*The input*
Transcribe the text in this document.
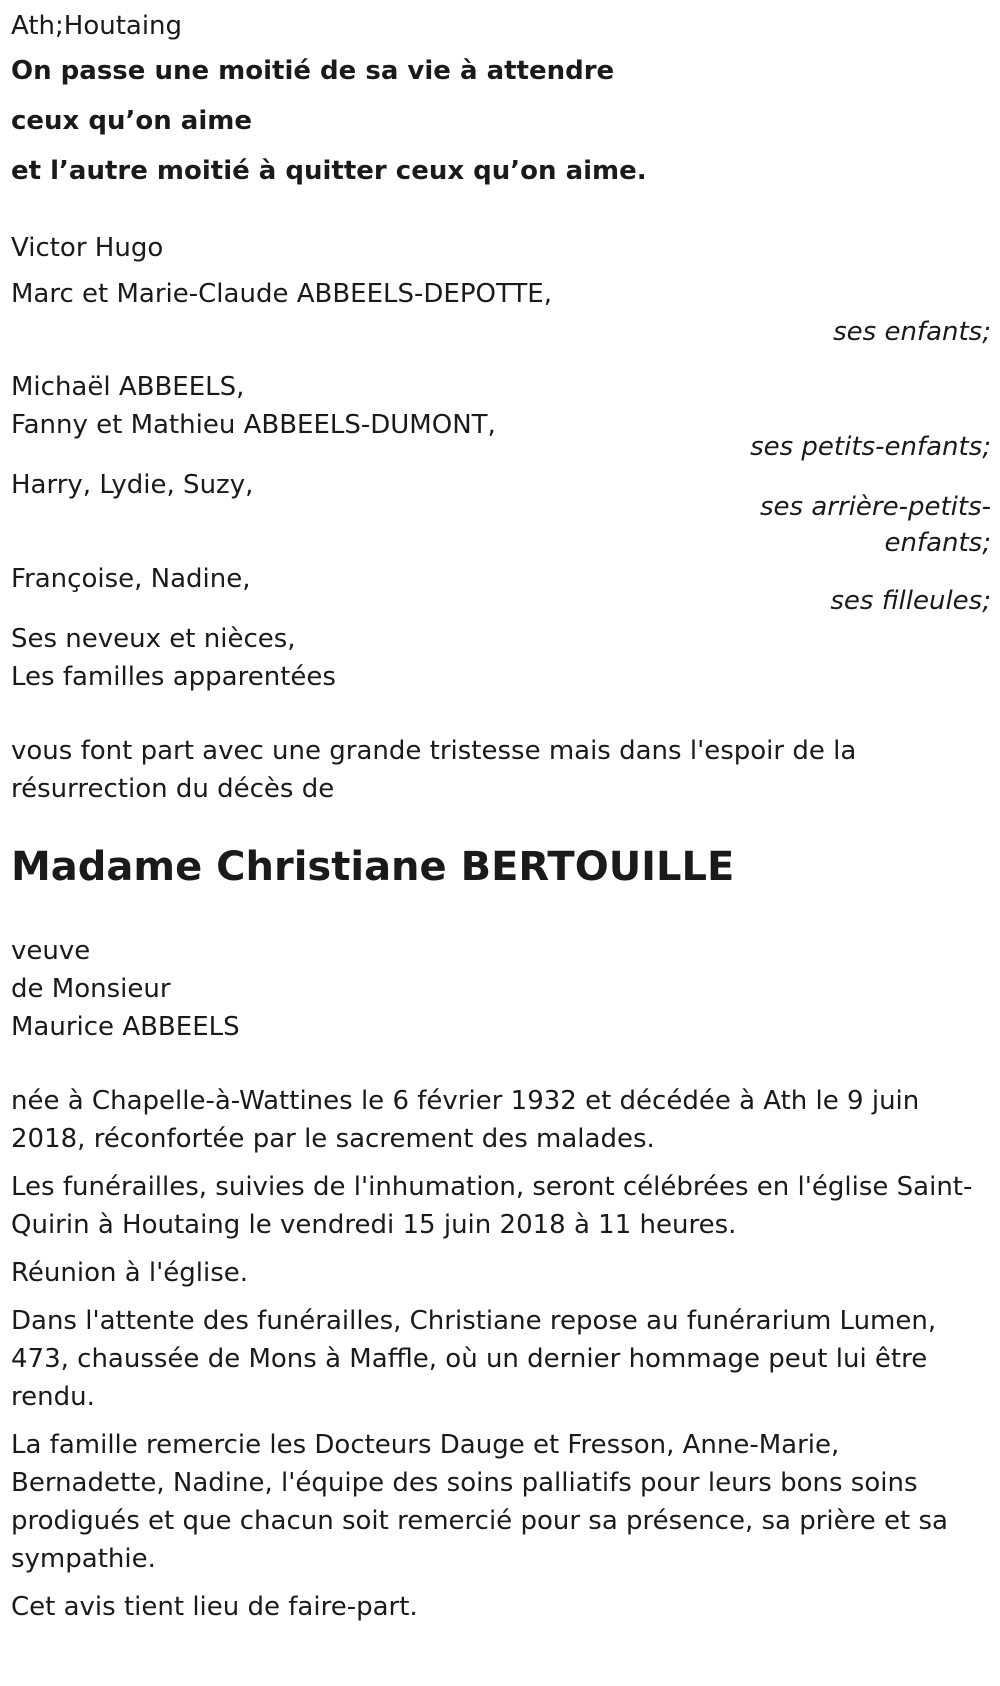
Ath;Houtaing

On passe une moitié de sa vie à attendre

ceux qu’on aime

et l’autre moitié à quitter ceux qu’on aime.

Victor Hugo

Marc et Marie-Claude ABBEELS-DEPOTTE,

ses enfants;

Michaël ABBEELS,

Fanny et Mathieu ABBEELS-DUMONT,

ses petits-enfants;

Harry, Lydie, Suzy,

ses arrière-petits-

enfants;

Françoise, Nadine,

ses filleules;

Ses neveux et nièces,

Les familles apparentées

vous font part avec une grande tristesse mais dans l'espoir de la

résurrection du décès de

Madame Christiane BERTOUILLE

veuve

de Monsieur

Maurice ABBEELS

née à Chapelle-à-Wattines le 6 février 1932 et décédée à Ath le 9 juin

2018, réconfortée par le sacrement des malades.

Les funérailles, suivies de l'inhumation, seront célébrées en l'église Saint-

Quirin à Houtaing le vendredi 15 juin 2018 à 11 heures.

Réunion à l'église.

Dans l'attente des funérailles, Christiane repose au funérarium Lumen,

473, chaussée de Mons à Maffle, où un dernier hommage peut lui être

rendu.

La famille remercie les Docteurs Dauge et Fresson, Anne-Marie,

Bernadette, Nadine, l'équipe des soins palliatifs pour leurs bons soins

prodigués et que chacun soit remercié pour sa présence, sa prière et sa

sympathie.

Cet avis tient lieu de faire-part.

*Task statement*
All of the data above should be transcribed verbatim, with pictures omitted.

*Final answer*
Transcribe the text in this document.
Ath;Houtaing

On passe une moitié de sa vie à attendre

ceux qu’on aime

et l’autre moitié à quitter ceux qu’on aime.

Victor Hugo

Marc et Marie-Claude ABBEELS-DEPOTTE,

ses enfants;

Michaël ABBEELS,

Fanny et Mathieu ABBEELS-DUMONT,

ses petits-enfants;

Harry, Lydie, Suzy,

ses arrière-petits-

enfants;

Françoise, Nadine,

ses filleules;

Ses neveux et nièces,

Les familles apparentées

vous font part avec une grande tristesse mais dans l'espoir de la

résurrection du décès de

Madame Christiane BERTOUILLE

veuve

de Monsieur

Maurice ABBEELS

née à Chapelle-à-Wattines le 6 février 1932 et décédée à Ath le 9 juin

2018, réconfortée par le sacrement des malades.

Les funérailles, suivies de l'inhumation, seront célébrées en l'église Saint-

Quirin à Houtaing le vendredi 15 juin 2018 à 11 heures.

Réunion à l'église.

Dans l'attente des funérailles, Christiane repose au funérarium Lumen,

473, chaussée de Mons à Maffle, où un dernier hommage peut lui être

rendu.

La famille remercie les Docteurs Dauge et Fresson, Anne-Marie,

Bernadette, Nadine, l'équipe des soins palliatifs pour leurs bons soins

prodigués et que chacun soit remercié pour sa présence, sa prière et sa

sympathie.

Cet avis tient lieu de faire-part.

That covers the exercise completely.